Work to complete
Extract every line that includes the string "this".

Records to process
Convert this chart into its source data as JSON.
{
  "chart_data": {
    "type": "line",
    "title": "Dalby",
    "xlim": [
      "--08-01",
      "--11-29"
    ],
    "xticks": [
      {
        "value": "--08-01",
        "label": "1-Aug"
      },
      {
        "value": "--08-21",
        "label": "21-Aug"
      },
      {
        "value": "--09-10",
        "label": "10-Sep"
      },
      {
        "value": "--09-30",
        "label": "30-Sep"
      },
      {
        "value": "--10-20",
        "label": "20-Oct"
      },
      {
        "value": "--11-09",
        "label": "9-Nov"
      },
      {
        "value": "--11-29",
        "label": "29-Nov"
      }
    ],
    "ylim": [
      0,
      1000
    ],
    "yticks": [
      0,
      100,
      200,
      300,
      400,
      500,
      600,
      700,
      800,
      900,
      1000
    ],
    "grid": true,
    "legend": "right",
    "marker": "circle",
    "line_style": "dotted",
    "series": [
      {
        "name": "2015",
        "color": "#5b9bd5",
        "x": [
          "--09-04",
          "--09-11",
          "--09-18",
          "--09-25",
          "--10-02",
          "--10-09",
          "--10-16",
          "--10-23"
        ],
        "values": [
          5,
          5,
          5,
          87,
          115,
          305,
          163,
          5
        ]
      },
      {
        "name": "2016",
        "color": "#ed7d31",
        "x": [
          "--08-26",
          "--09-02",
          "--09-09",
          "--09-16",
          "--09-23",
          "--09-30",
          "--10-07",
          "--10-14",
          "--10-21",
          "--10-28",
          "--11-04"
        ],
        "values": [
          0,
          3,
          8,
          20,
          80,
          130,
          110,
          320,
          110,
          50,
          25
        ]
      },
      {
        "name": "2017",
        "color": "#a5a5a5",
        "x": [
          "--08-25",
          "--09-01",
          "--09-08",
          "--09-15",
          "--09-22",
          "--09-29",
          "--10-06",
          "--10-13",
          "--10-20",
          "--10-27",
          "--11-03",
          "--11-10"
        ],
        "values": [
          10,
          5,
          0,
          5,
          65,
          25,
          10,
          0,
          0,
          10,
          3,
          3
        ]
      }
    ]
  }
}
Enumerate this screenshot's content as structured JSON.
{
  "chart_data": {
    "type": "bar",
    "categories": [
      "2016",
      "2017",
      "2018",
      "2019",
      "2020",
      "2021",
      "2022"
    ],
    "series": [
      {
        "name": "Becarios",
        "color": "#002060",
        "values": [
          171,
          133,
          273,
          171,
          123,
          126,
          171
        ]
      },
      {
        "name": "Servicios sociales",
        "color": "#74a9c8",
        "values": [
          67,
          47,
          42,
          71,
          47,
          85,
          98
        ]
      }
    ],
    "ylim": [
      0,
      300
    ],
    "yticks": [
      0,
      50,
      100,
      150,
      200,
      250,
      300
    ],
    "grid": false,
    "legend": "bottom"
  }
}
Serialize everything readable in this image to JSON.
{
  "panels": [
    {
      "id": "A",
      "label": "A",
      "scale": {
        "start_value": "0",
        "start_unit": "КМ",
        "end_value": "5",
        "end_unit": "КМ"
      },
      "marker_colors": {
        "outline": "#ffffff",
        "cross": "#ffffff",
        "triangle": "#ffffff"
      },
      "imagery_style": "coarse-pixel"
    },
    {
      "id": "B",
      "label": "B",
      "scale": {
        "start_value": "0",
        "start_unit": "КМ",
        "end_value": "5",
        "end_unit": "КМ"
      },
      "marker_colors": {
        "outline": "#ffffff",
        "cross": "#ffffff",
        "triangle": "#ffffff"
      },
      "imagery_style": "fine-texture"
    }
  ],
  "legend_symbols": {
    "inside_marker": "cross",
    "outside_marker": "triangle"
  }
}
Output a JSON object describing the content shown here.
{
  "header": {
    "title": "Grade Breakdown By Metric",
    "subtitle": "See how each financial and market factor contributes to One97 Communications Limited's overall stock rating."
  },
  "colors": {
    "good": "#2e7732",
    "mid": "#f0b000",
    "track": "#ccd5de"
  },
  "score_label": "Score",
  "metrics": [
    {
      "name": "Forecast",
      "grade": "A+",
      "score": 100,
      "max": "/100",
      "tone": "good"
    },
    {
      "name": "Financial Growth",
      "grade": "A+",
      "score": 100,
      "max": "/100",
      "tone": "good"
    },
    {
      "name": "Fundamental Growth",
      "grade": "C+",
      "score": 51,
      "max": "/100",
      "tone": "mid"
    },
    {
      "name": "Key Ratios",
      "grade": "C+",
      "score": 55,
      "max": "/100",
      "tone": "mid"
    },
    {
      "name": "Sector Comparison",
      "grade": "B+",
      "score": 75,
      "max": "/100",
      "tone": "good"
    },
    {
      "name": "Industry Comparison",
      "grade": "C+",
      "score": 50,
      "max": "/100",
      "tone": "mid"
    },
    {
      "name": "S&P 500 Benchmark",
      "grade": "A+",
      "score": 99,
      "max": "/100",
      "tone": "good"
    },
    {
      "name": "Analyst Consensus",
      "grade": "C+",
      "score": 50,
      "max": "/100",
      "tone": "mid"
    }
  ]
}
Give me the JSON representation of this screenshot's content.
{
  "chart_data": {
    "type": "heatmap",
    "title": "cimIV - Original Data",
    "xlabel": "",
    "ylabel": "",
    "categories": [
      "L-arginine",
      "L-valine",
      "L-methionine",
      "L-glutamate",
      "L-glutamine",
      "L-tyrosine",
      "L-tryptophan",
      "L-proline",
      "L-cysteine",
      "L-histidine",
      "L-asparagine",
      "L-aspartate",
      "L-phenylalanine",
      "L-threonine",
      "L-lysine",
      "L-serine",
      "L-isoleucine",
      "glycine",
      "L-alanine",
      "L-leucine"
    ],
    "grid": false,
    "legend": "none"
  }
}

Completed task
Convert this chart into its source data as JSON.
Enumerate this screenshot's content as structured JSON.
Serialize everything readable in this image to JSON.
Give me the JSON representation of this screenshot's content.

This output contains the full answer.